(Supplied data)
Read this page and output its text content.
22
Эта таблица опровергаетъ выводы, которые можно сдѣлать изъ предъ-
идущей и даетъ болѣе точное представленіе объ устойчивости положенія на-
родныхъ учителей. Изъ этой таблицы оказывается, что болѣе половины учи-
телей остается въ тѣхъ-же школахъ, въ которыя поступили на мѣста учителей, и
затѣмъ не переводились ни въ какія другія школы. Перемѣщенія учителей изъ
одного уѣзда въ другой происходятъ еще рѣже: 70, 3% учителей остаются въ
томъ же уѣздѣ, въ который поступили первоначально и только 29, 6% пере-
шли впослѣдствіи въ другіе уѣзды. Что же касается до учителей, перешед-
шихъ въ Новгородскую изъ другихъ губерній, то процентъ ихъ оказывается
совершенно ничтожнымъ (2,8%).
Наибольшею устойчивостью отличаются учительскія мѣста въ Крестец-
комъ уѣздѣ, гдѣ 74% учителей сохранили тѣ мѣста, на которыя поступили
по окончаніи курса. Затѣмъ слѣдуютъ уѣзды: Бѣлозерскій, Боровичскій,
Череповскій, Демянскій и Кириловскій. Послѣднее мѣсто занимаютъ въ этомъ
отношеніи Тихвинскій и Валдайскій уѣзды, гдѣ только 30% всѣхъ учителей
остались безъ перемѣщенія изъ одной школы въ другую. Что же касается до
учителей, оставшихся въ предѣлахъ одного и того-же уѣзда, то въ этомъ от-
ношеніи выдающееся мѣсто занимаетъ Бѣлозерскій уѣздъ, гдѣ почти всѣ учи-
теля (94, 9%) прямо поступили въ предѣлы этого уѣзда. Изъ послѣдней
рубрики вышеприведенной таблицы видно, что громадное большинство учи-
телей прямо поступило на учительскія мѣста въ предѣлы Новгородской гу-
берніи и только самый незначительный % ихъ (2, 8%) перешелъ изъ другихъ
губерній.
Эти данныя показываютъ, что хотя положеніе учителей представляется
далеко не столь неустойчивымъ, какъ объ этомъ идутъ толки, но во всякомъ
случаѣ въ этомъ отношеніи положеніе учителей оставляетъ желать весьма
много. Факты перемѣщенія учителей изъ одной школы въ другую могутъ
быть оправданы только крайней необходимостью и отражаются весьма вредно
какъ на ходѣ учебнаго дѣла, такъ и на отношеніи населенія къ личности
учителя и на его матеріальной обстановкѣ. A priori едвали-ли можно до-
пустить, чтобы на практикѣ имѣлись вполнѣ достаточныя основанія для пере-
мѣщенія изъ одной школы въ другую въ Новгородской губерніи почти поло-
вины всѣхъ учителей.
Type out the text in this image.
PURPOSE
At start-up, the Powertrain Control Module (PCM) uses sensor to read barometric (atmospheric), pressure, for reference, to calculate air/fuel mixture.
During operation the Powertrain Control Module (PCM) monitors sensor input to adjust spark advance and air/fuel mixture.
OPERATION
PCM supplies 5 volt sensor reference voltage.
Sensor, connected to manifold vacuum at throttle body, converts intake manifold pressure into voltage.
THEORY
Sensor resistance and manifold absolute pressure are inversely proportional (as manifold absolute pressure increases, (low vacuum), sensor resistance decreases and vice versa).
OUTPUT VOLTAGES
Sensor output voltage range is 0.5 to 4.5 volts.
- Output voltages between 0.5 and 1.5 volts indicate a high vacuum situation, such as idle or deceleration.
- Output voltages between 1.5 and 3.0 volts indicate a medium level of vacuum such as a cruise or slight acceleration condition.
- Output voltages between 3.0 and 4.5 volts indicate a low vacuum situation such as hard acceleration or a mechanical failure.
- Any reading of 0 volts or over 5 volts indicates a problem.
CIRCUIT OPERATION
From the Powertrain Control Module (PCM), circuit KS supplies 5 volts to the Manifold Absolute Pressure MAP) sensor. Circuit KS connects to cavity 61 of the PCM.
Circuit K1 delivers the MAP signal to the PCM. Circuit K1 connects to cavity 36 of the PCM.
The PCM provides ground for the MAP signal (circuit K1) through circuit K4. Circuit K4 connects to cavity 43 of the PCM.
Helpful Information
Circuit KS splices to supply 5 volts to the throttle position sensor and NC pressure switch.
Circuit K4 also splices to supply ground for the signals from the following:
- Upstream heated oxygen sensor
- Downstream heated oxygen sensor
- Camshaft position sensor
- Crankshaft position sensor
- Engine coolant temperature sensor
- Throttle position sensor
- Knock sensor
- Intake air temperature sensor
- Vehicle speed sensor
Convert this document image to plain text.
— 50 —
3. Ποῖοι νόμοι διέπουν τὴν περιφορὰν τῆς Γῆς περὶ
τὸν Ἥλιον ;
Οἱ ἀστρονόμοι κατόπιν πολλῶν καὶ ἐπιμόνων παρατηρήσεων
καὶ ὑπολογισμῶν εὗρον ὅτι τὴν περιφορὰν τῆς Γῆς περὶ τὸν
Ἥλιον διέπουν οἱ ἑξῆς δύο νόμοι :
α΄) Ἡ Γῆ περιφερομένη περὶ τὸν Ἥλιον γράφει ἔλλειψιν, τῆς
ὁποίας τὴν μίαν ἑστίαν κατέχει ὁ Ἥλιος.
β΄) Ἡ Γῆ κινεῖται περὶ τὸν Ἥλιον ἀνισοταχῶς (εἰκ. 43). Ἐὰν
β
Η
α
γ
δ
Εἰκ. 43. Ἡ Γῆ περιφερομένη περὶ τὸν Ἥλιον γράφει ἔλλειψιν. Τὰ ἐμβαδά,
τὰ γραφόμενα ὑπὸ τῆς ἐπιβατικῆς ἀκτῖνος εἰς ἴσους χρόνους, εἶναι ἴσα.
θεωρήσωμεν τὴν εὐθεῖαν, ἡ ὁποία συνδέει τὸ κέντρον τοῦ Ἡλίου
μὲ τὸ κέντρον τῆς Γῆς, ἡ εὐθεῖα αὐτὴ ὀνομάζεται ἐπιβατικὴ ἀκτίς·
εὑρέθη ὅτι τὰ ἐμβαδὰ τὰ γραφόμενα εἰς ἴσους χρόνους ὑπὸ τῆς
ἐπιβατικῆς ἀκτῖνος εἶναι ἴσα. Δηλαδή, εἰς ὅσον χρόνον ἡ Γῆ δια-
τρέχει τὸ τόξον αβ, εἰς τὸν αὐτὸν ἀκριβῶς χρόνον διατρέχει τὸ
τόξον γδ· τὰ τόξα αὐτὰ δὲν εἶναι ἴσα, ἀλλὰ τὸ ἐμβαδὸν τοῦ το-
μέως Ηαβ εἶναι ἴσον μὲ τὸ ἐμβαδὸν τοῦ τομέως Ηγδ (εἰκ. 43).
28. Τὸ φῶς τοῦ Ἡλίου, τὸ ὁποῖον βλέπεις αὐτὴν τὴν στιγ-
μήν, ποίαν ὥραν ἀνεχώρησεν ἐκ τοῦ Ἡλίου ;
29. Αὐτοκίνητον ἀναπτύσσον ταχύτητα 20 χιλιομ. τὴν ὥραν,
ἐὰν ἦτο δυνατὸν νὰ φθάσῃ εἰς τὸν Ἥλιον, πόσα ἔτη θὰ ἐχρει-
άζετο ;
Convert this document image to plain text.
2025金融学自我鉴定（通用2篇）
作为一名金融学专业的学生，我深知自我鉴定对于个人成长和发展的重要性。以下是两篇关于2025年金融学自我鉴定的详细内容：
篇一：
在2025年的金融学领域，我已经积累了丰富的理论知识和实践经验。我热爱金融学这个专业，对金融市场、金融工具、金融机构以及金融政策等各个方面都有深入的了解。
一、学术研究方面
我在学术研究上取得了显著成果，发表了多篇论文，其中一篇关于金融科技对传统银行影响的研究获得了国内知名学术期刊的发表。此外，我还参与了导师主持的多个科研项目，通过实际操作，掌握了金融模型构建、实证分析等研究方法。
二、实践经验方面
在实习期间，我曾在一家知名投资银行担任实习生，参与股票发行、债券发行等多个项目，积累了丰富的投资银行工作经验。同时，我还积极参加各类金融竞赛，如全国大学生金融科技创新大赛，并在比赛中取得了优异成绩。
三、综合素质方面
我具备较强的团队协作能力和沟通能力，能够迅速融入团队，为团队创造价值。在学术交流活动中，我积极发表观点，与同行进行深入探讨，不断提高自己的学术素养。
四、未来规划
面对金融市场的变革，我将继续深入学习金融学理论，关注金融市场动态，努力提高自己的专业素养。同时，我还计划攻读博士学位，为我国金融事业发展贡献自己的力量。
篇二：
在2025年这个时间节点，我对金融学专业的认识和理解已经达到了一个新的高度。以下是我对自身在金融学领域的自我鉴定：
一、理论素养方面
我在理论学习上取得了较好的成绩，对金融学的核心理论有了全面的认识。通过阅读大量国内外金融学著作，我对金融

(Goal) State how many lines include the string "другихъ". Give no other information.

(Response) 2